◆ **Provided records**

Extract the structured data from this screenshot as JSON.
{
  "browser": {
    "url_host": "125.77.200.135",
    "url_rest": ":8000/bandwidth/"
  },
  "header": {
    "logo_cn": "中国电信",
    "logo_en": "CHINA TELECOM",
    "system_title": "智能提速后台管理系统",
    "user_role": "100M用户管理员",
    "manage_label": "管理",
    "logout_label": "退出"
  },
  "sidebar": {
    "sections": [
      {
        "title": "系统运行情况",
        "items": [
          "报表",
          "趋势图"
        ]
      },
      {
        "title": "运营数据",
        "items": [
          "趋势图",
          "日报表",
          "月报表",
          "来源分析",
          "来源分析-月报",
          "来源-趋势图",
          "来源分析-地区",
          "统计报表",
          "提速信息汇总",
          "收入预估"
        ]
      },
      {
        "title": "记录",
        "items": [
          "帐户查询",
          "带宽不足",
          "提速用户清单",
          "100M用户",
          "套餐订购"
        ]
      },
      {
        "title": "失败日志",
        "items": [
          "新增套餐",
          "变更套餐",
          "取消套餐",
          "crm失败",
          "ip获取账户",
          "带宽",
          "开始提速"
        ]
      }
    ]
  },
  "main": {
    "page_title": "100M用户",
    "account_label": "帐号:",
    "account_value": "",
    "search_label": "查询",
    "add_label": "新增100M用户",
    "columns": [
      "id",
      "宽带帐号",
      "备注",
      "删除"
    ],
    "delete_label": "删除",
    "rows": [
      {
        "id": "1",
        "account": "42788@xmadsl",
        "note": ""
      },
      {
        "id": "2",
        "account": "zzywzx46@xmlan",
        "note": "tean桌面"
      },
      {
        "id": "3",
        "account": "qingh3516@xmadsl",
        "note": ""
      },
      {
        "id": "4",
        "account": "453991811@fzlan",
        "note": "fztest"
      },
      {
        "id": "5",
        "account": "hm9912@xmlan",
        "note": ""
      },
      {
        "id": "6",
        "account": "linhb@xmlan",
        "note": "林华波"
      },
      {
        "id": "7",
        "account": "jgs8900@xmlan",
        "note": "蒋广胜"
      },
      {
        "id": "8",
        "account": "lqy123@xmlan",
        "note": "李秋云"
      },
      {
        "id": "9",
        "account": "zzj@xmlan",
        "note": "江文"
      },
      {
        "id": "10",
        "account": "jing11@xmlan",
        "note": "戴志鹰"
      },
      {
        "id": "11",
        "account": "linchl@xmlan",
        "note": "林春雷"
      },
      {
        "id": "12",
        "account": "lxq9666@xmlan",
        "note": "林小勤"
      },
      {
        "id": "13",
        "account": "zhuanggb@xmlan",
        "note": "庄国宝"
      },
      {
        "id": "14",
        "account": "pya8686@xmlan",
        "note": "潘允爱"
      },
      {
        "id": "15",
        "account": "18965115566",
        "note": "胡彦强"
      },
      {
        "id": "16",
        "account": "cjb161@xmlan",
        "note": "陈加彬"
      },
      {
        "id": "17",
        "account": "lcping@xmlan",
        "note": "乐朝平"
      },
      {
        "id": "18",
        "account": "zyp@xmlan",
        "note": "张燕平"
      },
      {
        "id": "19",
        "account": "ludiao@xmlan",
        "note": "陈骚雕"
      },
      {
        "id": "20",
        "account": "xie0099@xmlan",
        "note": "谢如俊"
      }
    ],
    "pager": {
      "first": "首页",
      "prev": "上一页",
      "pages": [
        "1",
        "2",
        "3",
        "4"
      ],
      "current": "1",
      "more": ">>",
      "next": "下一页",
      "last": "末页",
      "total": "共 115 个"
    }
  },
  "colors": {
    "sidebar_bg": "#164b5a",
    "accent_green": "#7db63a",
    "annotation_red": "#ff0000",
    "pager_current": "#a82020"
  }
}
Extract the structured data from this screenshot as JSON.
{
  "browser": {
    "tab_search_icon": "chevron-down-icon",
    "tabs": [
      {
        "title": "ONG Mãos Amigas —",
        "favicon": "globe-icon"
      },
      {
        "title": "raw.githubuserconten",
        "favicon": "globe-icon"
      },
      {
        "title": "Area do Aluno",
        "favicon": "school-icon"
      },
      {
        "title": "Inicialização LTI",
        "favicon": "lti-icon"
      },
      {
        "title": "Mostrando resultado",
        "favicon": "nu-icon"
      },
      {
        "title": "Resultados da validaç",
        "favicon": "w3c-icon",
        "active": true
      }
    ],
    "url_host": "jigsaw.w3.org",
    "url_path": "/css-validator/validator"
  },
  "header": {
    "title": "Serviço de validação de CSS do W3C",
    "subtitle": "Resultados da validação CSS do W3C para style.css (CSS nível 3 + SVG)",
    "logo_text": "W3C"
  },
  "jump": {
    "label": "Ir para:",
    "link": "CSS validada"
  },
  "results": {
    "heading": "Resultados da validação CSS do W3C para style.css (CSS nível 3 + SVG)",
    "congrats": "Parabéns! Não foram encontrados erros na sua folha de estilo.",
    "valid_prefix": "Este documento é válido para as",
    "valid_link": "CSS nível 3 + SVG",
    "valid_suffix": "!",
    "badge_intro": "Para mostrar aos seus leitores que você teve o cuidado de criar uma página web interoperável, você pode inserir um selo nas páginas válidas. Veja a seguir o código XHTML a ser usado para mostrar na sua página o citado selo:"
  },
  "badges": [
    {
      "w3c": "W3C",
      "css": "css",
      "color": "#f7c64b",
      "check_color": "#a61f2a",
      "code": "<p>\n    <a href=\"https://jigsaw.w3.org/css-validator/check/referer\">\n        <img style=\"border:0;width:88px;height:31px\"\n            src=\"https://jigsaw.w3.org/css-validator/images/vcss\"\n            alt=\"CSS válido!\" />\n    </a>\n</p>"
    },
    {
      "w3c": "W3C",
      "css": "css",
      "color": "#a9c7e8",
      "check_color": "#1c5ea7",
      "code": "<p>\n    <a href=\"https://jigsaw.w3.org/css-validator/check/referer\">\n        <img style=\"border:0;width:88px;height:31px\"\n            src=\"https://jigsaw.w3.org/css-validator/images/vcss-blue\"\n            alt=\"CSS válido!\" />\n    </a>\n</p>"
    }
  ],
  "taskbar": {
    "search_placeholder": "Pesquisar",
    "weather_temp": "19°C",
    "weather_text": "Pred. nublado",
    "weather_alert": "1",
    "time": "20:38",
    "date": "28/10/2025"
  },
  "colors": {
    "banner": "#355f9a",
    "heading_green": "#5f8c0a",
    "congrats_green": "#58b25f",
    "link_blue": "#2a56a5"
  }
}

◆ **What is expected**
Output all of the data again. Match it exactly.

◆ **Solution to the problem**
Extract the structured data from this screenshot as JSON.
{
  "browser": {
    "url_host": "125.77.200.135",
    "url_rest": ":8000/bandwidth/"
  },
  "header": {
    "logo_cn": "中国电信",
    "logo_en": "CHINA TELECOM",
    "system_title": "智能提速后台管理系统",
    "user_role": "100M用户管理员",
    "manage_label": "管理",
    "logout_label": "退出"
  },
  "sidebar": {
    "sections": [
      {
        "title": "系统运行情况",
        "items": [
          "报表",
          "趋势图"
        ]
      },
      {
        "title": "运营数据",
        "items": [
          "趋势图",
          "日报表",
          "月报表",
          "来源分析",
          "来源分析-月报",
          "来源-趋势图",
          "来源分析-地区",
          "统计报表",
          "提速信息汇总",
          "收入预估"
        ]
      },
      {
        "title": "记录",
        "items": [
          "帐户查询",
          "带宽不足",
          "提速用户清单",
          "100M用户",
          "套餐订购"
        ]
      },
      {
        "title": "失败日志",
        "items": [
          "新增套餐",
          "变更套餐",
          "取消套餐",
          "crm失败",
          "ip获取账户",
          "带宽",
          "开始提速"
        ]
      }
    ]
  },
  "main": {
    "page_title": "100M用户",
    "account_label": "帐号:",
    "account_value": "",
    "search_label": "查询",
    "add_label": "新增100M用户",
    "columns": [
      "id",
      "宽带帐号",
      "备注",
      "删除"
    ],
    "delete_label": "删除",
    "rows": [
      {
        "id": "1",
        "account": "42788@xmadsl",
        "note": ""
      },
      {
        "id": "2",
        "account": "zzywzx46@xmlan",
        "note": "tean桌面"
      },
      {
        "id": "3",
        "account": "qingh3516@xmadsl",
        "note": ""
      },
      {
        "id": "4",
        "account": "453991811@fzlan",
        "note": "fztest"
      },
      {
        "id": "5",
        "account": "hm9912@xmlan",
        "note": ""
      },
      {
        "id": "6",
        "account": "linhb@xmlan",
        "note": "林华波"
      },
      {
        "id": "7",
        "account": "jgs8900@xmlan",
        "note": "蒋广胜"
      },
      {
        "id": "8",
        "account": "lqy123@xmlan",
        "note": "李秋云"
      },
      {
        "id": "9",
        "account": "zzj@xmlan",
        "note": "江文"
      },
      {
        "id": "10",
        "account": "jing11@xmlan",
        "note": "戴志鹰"
      },
      {
        "id": "11",
        "account": "linchl@xmlan",
        "note": "林春雷"
      },
      {
        "id": "12",
        "account": "lxq9666@xmlan",
        "note": "林小勤"
      },
      {
        "id": "13",
        "account": "zhuanggb@xmlan",
        "note": "庄国宝"
      },
      {
        "id": "14",
        "account": "pya8686@xmlan",
        "note": "潘允爱"
      },
      {
        "id": "15",
        "account": "18965115566",
        "note": "胡彦强"
      },
      {
        "id": "16",
        "account": "cjb161@xmlan",
        "note": "陈加彬"
      },
      {
        "id": "17",
        "account": "lcping@xmlan",
        "note": "乐朝平"
      },
      {
        "id": "18",
        "account": "zyp@xmlan",
        "note": "张燕平"
      },
      {
        "id": "19",
        "account": "ludiao@xmlan",
        "note": "陈骚雕"
      },
      {
        "id": "20",
        "account": "xie0099@xmlan",
        "note": "谢如俊"
      }
    ],
    "pager": {
      "first": "首页",
      "prev": "上一页",
      "pages": [
        "1",
        "2",
        "3",
        "4"
      ],
      "current": "1",
      "more": ">>",
      "next": "下一页",
      "last": "末页",
      "total": "共 115 个"
    }
  },
  "colors": {
    "sidebar_bg": "#164b5a",
    "accent_green": "#7db63a",
    "annotation_red": "#ff0000",
    "pager_current": "#a82020"
  }
}
Extract the structured data from this screenshot as JSON.
{
  "browser": {
    "tab_search_icon": "chevron-down-icon",
    "tabs": [
      {
        "title": "ONG Mãos Amigas —",
        "favicon": "globe-icon"
      },
      {
        "title": "raw.githubuserconten",
        "favicon": "globe-icon"
      },
      {
        "title": "Area do Aluno",
        "favicon": "school-icon"
      },
      {
        "title": "Inicialização LTI",
        "favicon": "lti-icon"
      },
      {
        "title": "Mostrando resultado",
        "favicon": "nu-icon"
      },
      {
        "title": "Resultados da validaç",
        "favicon": "w3c-icon",
        "active": true
      }
    ],
    "url_host": "jigsaw.w3.org",
    "url_path": "/css-validator/validator"
  },
  "header": {
    "title": "Serviço de validação de CSS do W3C",
    "subtitle": "Resultados da validação CSS do W3C para style.css (CSS nível 3 + SVG)",
    "logo_text": "W3C"
  },
  "jump": {
    "label": "Ir para:",
    "link": "CSS validada"
  },
  "results": {
    "heading": "Resultados da validação CSS do W3C para style.css (CSS nível 3 + SVG)",
    "congrats": "Parabéns! Não foram encontrados erros na sua folha de estilo.",
    "valid_prefix": "Este documento é válido para as",
    "valid_link": "CSS nível 3 + SVG",
    "valid_suffix": "!",
    "badge_intro": "Para mostrar aos seus leitores que você teve o cuidado de criar uma página web interoperável, você pode inserir um selo nas páginas válidas. Veja a seguir o código XHTML a ser usado para mostrar na sua página o citado selo:"
  },
  "badges": [
    {
      "w3c": "W3C",
      "css": "css",
      "color": "#f7c64b",
      "check_color": "#a61f2a",
      "code": "<p>\n    <a href=\"https://jigsaw.w3.org/css-validator/check/referer\">\n        <img style=\"border:0;width:88px;height:31px\"\n            src=\"https://jigsaw.w3.org/css-validator/images/vcss\"\n            alt=\"CSS válido!\" />\n    </a>\n</p>"
    },
    {
      "w3c": "W3C",
      "css": "css",
      "color": "#a9c7e8",
      "check_color": "#1c5ea7",
      "code": "<p>\n    <a href=\"https://jigsaw.w3.org/css-validator/check/referer\">\n        <img style=\"border:0;width:88px;height:31px\"\n            src=\"https://jigsaw.w3.org/css-validator/images/vcss-blue\"\n            alt=\"CSS válido!\" />\n    </a>\n</p>"
    }
  ],
  "taskbar": {
    "search_placeholder": "Pesquisar",
    "weather_temp": "19°C",
    "weather_text": "Pred. nublado",
    "weather_alert": "1",
    "time": "20:38",
    "date": "28/10/2025"
  },
  "colors": {
    "banner": "#355f9a",
    "heading_green": "#5f8c0a",
    "congrats_green": "#58b25f",
    "link_blue": "#2a56a5"
  }
}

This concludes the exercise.